* [OBJECTIVE] Look through the data below. Collect every line where the word "которых" occurs.

* [DATA ENTRIES]
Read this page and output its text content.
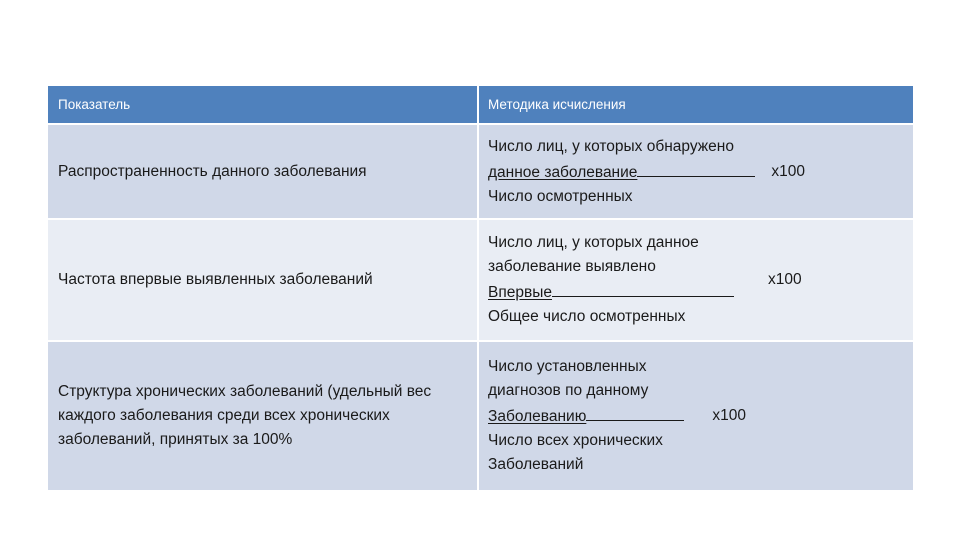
Показатель	Методика исчисления
Распространенность данного заболевания
Число лиц, у которых обнаружено
данное заболевание
Число осмотренных
x100
Частота впервые выявленных заболеваний
Число лиц, у которых данное
заболевание выявлено
Впервые
Общее число осмотренных
x100
Структура хронических заболеваний (удельный вес каждого заболевания среди всех хронических заболеваний, принятых за 100%
Число установленных
диагнозов по данному
Заболеванию
Число всех хронических
Заболеваний
x100
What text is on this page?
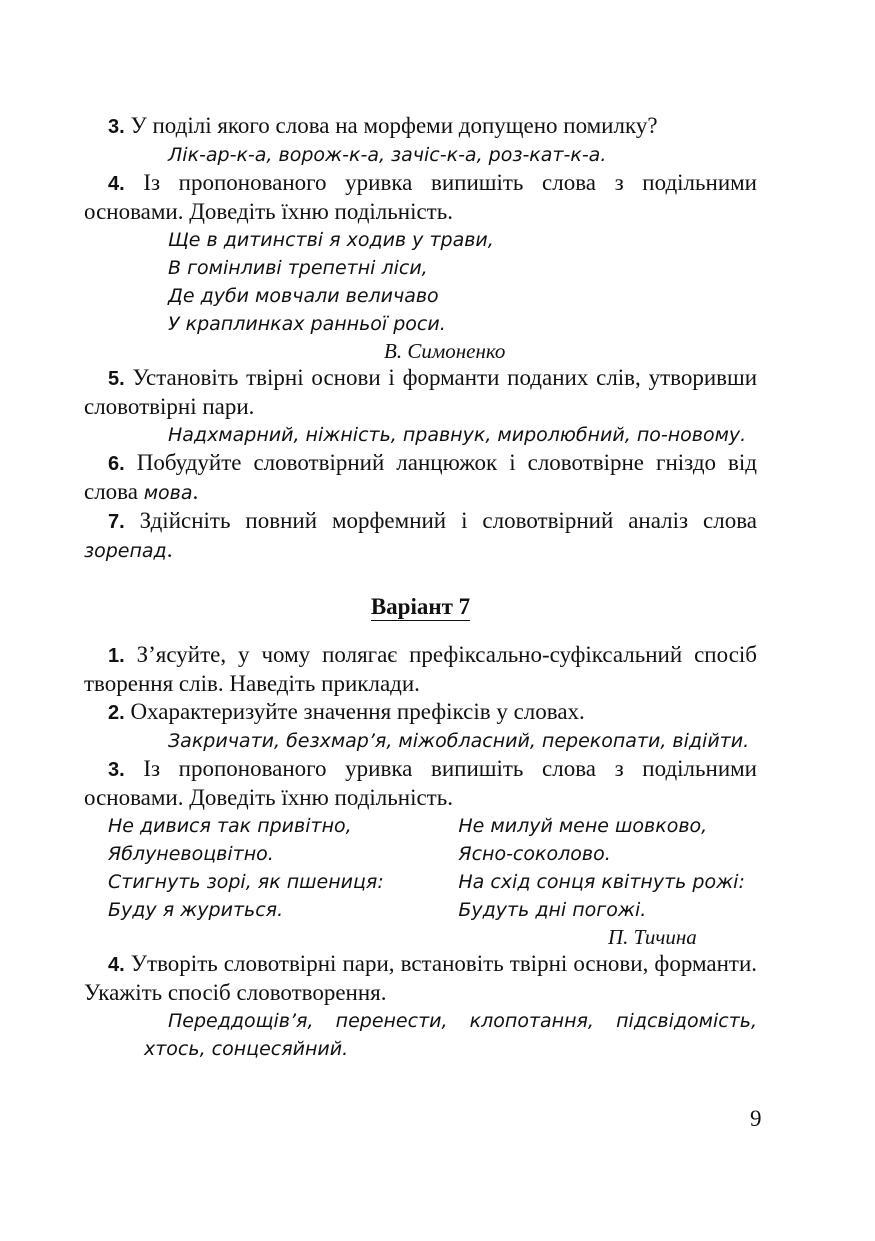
3. У поділі якого слова на морфеми допущено помилку?

Лік-ар-к-а, ворож-к-а, зачіс-к-а, роз-кат-к-а.

4. Із пропонованого уривка випишіть слова з подільними основами. Доведіть їхню подільність.

Ще в дитинстві я ходив у трави,
В гомінливі трепетні ліси,
Де дуби мовчали величаво
У краплинках ранньої роси.

В. Симоненко

5. Установіть твірні основи і форманти поданих слів, утворивши словотвірні пари.

Надхмарний, ніжність, правнук, миролюбний, по-новому.

6. Побудуйте словотвірний ланцюжок і словотвірне гніздо від слова мова.

7. Здійсніть повний морфемний і словотвірний аналіз слова зорепад.

Варіант 7

1. З’ясуйте, у чому полягає префіксально-суфіксальний спосіб творення слів. Наведіть приклади.

2. Охарактеризуйте значення префіксів у словах.

Закричати, безхмар’я, міжобласний, перекопати, відійти.

3. Із пропонованого уривка випишіть слова з подільними основами. Доведіть їхню подільність.

Не дивися так привітно,
Яблуневоцвітно.
Стигнуть зорі, як пшениця:
Буду я журиться.
Не милуй мене шовково,
Ясно-соколово.
На схід сонця квітнуть рожі:
Будуть дні погожі.

П. Тичина

4. Утворіть словотвірні пари, встановіть твірні основи, форманти. Укажіть спосіб словотворення.

Переддощів’я, перенести, клопотання, підсвідомість, хтось, сонцесяйний.

9
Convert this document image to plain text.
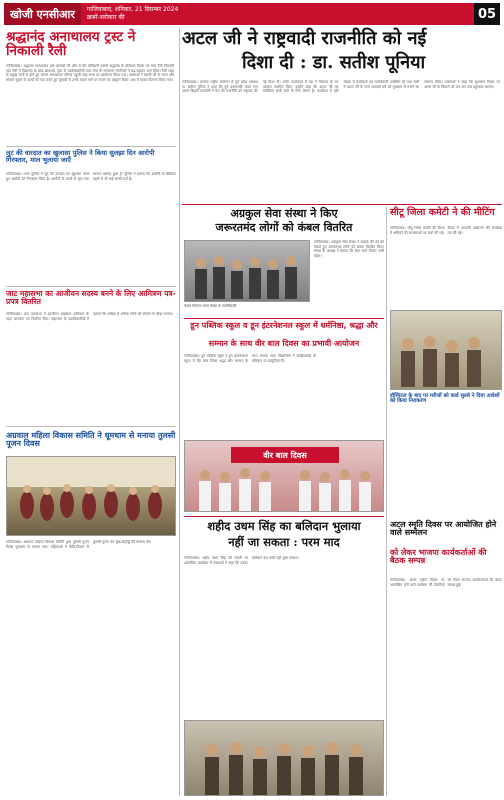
खोजी एनसीआर	गाजियाबाद, शनिवार, 21 दिसम्बर 2024
ख़बरें-सरोकार की	05
श्रद्धानंद अनाथालय ट्रस्ट ने निकाली रैली
गाजियाबाद। श्रद्धानंद अनाथालय ट्रस्ट बालकों की ओर से वीर बलिदानी स्वामी श्रद्धानंद के बलिदान दिवस पर भव्य रैली निकाली गई। रैली में विद्यालय के छात्र-छात्राओं, ट्रस्ट के पदाधिकारियों तथा नगर के गणमान्य नागरिकों ने बढ़-चढ़कर भाग लिया। रैली शहर के प्रमुख मार्गों से होते हुए वापस अनाथालय परिसर पहुंची जहां सभा का आयोजन किया गया। वक्ताओं ने स्वामी जी के त्याग और समाज सुधार के कार्यों को याद करते हुए युवाओं से उनके बताए मार्ग पर चलने का आह्वान किया। अंत में प्रसाद वितरण किया गया।
अटल जी ने राष्ट्रवादी राजनीति को नई
दिशा दी : डा. सतीश पूनिया
गाजियाबाद। भाजपा राष्ट्रीय सम्मेलन में पूर्व प्रदेश अध्यक्ष डा. सतीश पूनिया ने कहा कि पूर्व प्रधानमंत्री भारत रत्न अटल बिहारी वाजपेयी ने देश की राजनीति को राष्ट्रवाद की नई दिशा दी। उनके कार्यकाल में देश ने विकास के नए आयाम स्थापित किए। उन्होंने कहा कि अटल जी का व्यक्तित्व सभी दलों के लिए प्रेरणा है। कार्यक्रम में बड़ी संख्या में कार्यकर्ता एवं पदाधिकारी उपस्थित रहे तथा सभी ने अटल जी के जन्म शताब्दी वर्ष को धूमधाम से मनाने का संकल्प लिया। वक्ताओं ने कहा कि सुशासन दिवस पर अटल जी के विचारों को जन-जन तक पहुंचाया जाएगा।
लूट की वारदात का खुलासा पुलिस ने किया सुलझा दिन आरोपी गिरफ्तार, माल भुलाया जाएँ
गाजियाबाद। थाना पुलिस ने लूट की वारदात का खुलासा करते हुए आरोपी को गिरफ्तार किया है। आरोपी के कब्जे से लूटा गया सामान बरामद हुआ है। पुलिस ने बताया कि आरोपी के खिलाफ पहले से भी कई मामले दर्ज हैं।
जाट महासभा का आजीवन सदस्य बनने के लिए आमित्रण पत्र-प्रपत्र वितरित
गाजियाबाद। जाट महासभा ने आजीवन सदस्यता अभियान के तहत आमंत्रण पत्र वितरित किए। महासभा के पदाधिकारियों ने बताया कि अधिक से अधिक लोगों को संगठन से जोड़ा जाएगा।
अग्रवाल महिला विकास समिति ने धूमधाम से मनाया तुलसी पूजन दिवस
गाजियाबाद। अग्रवाल महिला विकास समिति द्वारा तुलसी पूजन दिवस धूमधाम से मनाया गया। महिलाओं ने विधि-विधान से तुलसी पूजन कर सुख-समृद्धि की कामना की।
अग्रकुल सेवा संस्था ने किए
जरूरतमंद लोगों को कंबल वितरित
कंबल वितरण करते संस्था के पदाधिकारी
गाजियाबाद। अग्रकुल सेवा संस्था ने कड़ाके की ठंड को देखते हुए जरूरतमंद लोगों को कंबल वितरित किए। संस्था के अध्यक्ष ने बताया कि सेवा कार्य निरंतर जारी रहेगा।
सीटू जिला कमेटी ने की मीटिंग
गाजियाबाद। सीटू जिला कमेटी की बैठक में श्रमिकों की समस्याओं पर चर्चा की गई। बैठक में आगामी आंदोलन की रूपरेखा तय की गई।
हॉस्पिटल के बाद पर मरीजों को कार्ड सुल्ले ने दिया आदेशों को किया निराकरण
डून पब्लिक स्कूल व डून इंटरनेशनल स्कूल में धर्मनिष्ठा, श्रद्धा और
सम्मान के साथ वीर बाल दिवस का प्रभावी आयोजन
गाजियाबाद। डून पब्लिक स्कूल व डून इंटरनेशनल स्कूल में वीर बाल दिवस श्रद्धा और सम्मान के साथ मनाया गया। विद्यार्थियों ने साहिबजादों के बलिदान पर प्रस्तुतियां दीं।
वीर बाल दिवस
शहीद उधम सिंह का बलिदान भुलाया
नहीं जा सकता : परम माद
गाजियाबाद। शहीद उधम सिंह की जयंती पर आयोजित कार्यक्रम में वक्ताओं ने कहा कि उनका बलिदान देश कभी नहीं भुला सकता।
अटल स्मृति दिवस पर आयोजित होने वाले सम्मेलन
को लेकर भाजपा कार्यकर्ताओं की बैठक सम्पन्न
गाजियाबाद। अटल स्मृति दिवस पर आयोजित होने वाले सम्मेलन की तैयारियों को लेकर भाजपा कार्यकर्ताओं की बैठक सम्पन्न हुई।
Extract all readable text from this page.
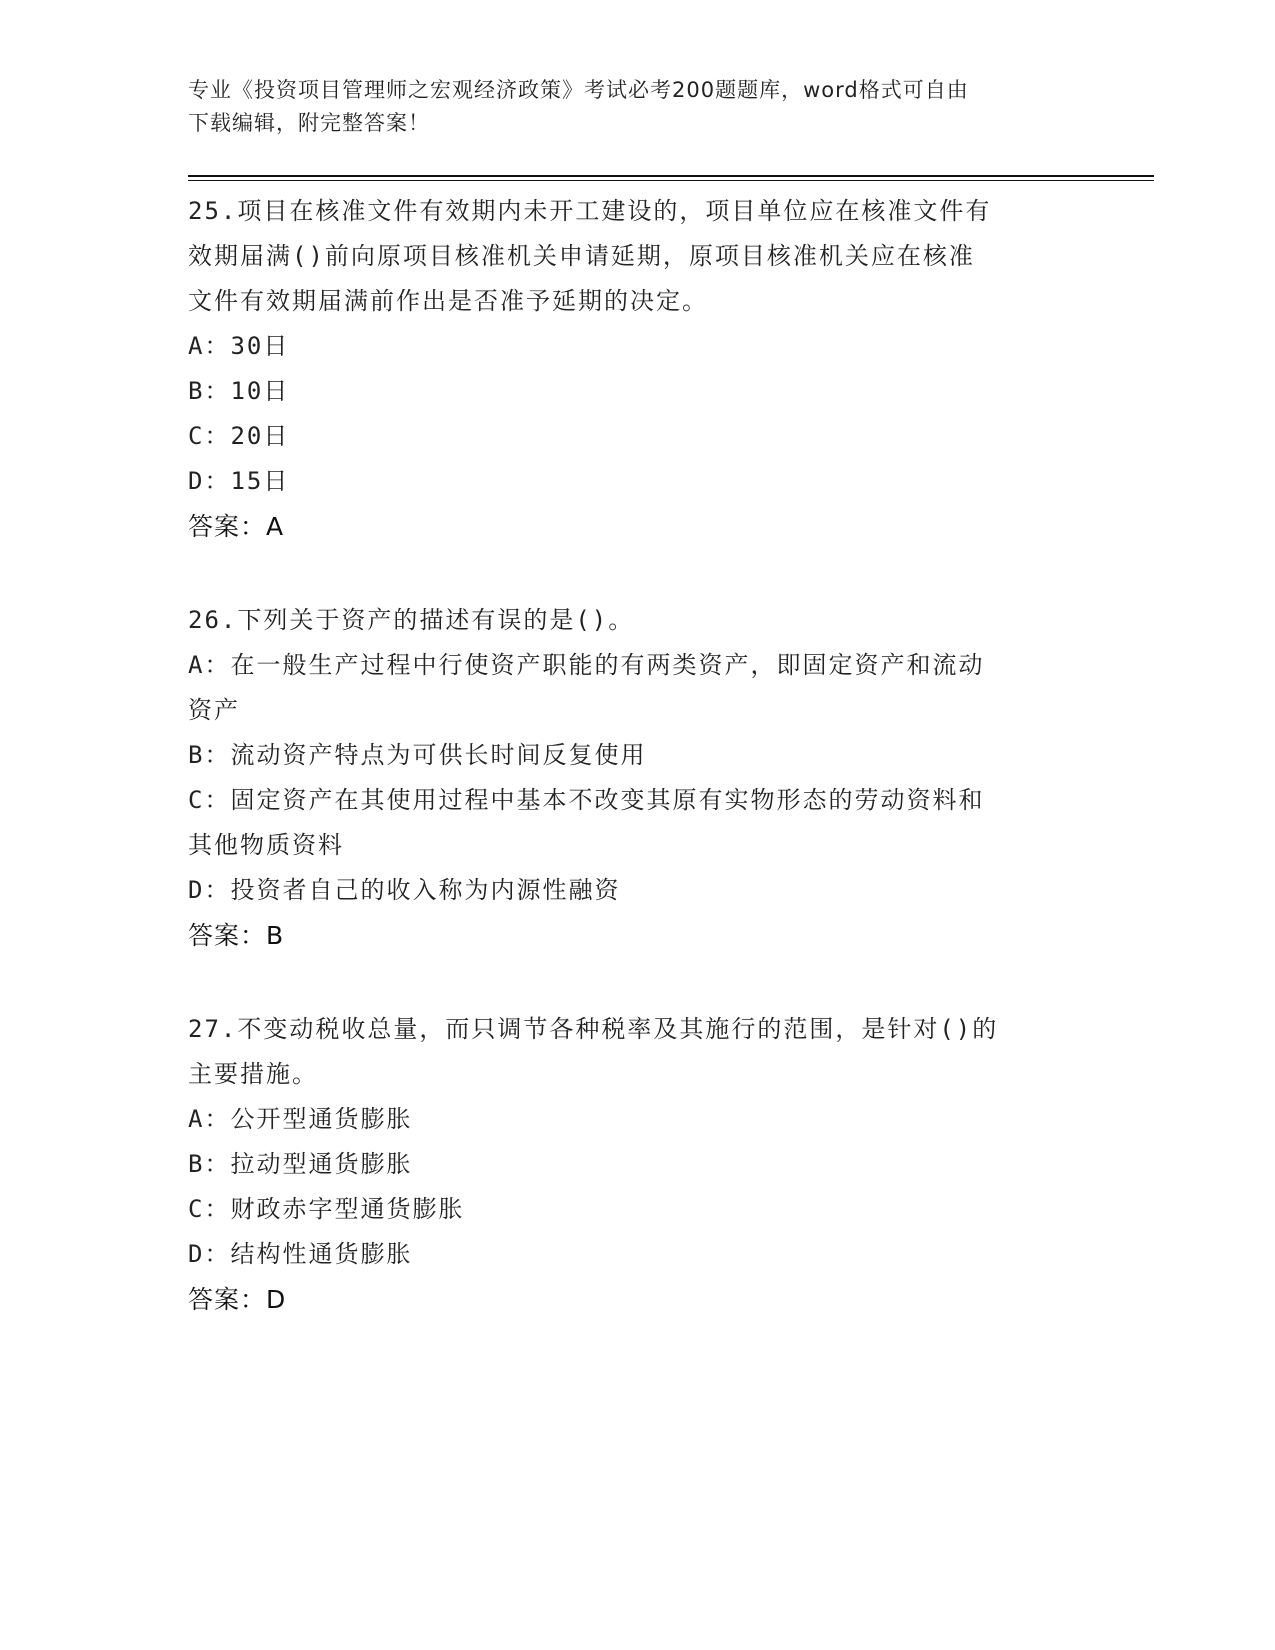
专业《投资项目管理师之宏观经济政策》考试必考200题题库，word格式可自由
下载编辑，附完整答案！
25.项目在核准文件有效期内未开工建设的，项目单位应在核准文件有
效期届满()前向原项目核准机关申请延期，原项目核准机关应在核准
文件有效期届满前作出是否准予延期的决定。
A：30日
B：10日
C：20日
D：15日
答案：A
26.下列关于资产的描述有误的是()。
A：在一般生产过程中行使资产职能的有两类资产，即固定资产和流动
资产
B：流动资产特点为可供长时间反复使用
C：固定资产在其使用过程中基本不改变其原有实物形态的劳动资料和
其他物质资料
D：投资者自己的收入称为内源性融资
答案：B
27.不变动税收总量，而只调节各种税率及其施行的范围，是针对()的
主要措施。
A：公开型通货膨胀
B：拉动型通货膨胀
C：财政赤字型通货膨胀
D：结构性通货膨胀
答案：D
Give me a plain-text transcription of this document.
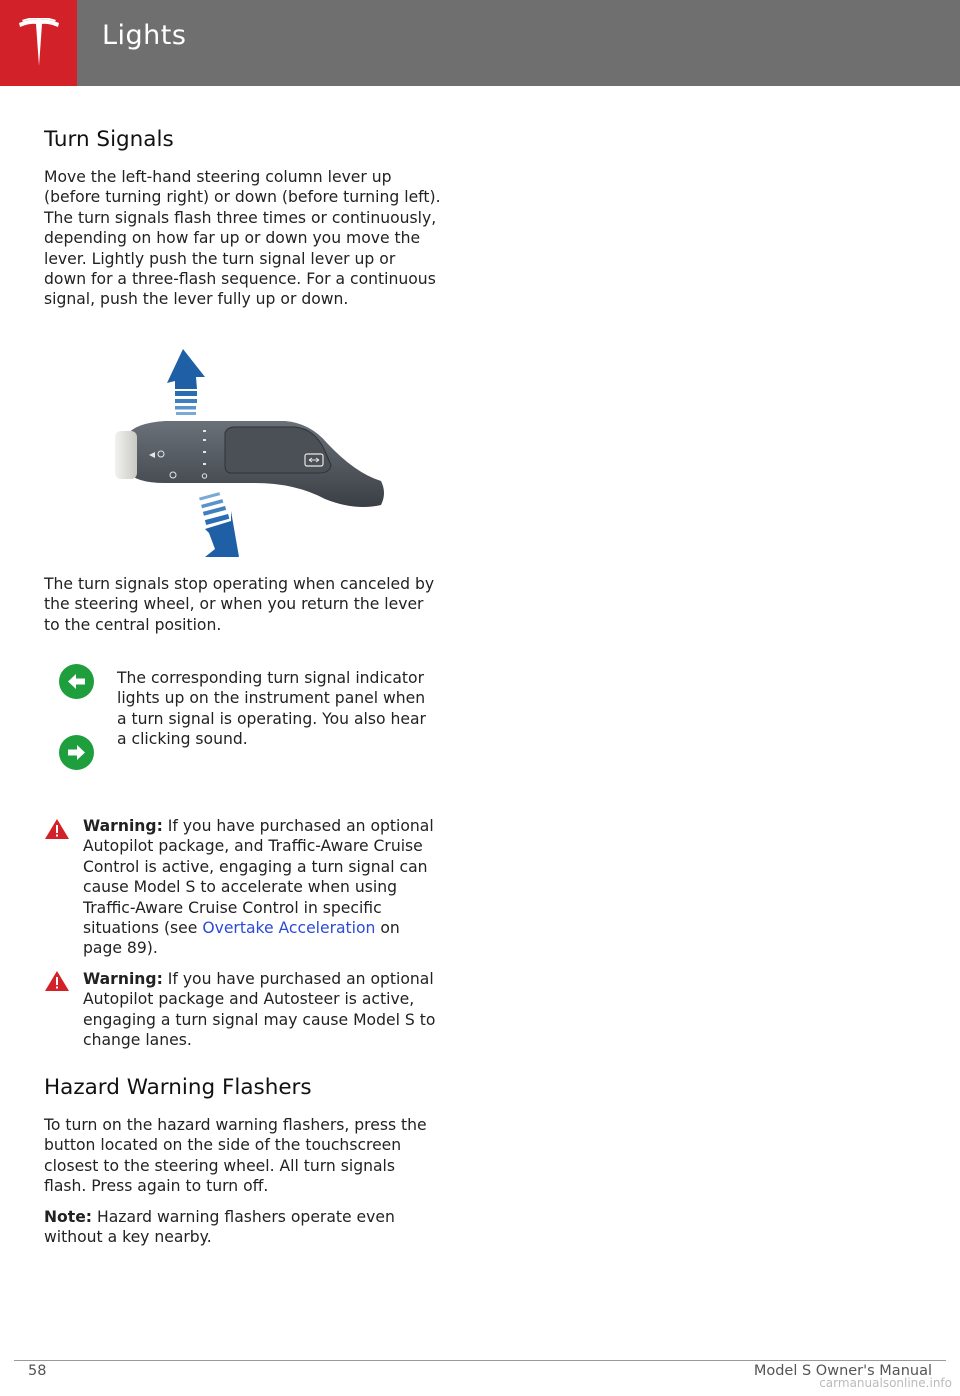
Lights
Turn Signals

Move the left-hand steering column lever up (before turning right) or down (before turning left). The turn signals flash three times or continuously, depending on how far up or down you move the lever. Lightly push the turn signal lever up or down for a three-flash sequence. For a continuous signal, push the lever fully up or down.

The turn signals stop operating when canceled by the steering wheel, or when you return the lever to the central position.

The corresponding turn signal indicator lights up on the instrument panel when a turn signal is operating. You also hear a clicking sound.

Warning: If you have purchased an optional Autopilot package, and Traffic-Aware Cruise Control is active, engaging a turn signal can cause Model S to accelerate when using Traffic-Aware Cruise Control in specific situations (see Overtake Acceleration on page 89).

Warning: If you have purchased an optional Autopilot package and Autosteer is active, engaging a turn signal may cause Model S to change lanes.

Hazard Warning Flashers

To turn on the hazard warning flashers, press the button located on the side of the touchscreen closest to the steering wheel. All turn signals flash. Press again to turn off.

Note: Hazard warning flashers operate even without a key nearby.

58	Model S Owner's Manual
carmanualsonline.info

* [EXERCISE SOLUTION]
Число лиц, у которых обнаружено
Число лиц, у которых данное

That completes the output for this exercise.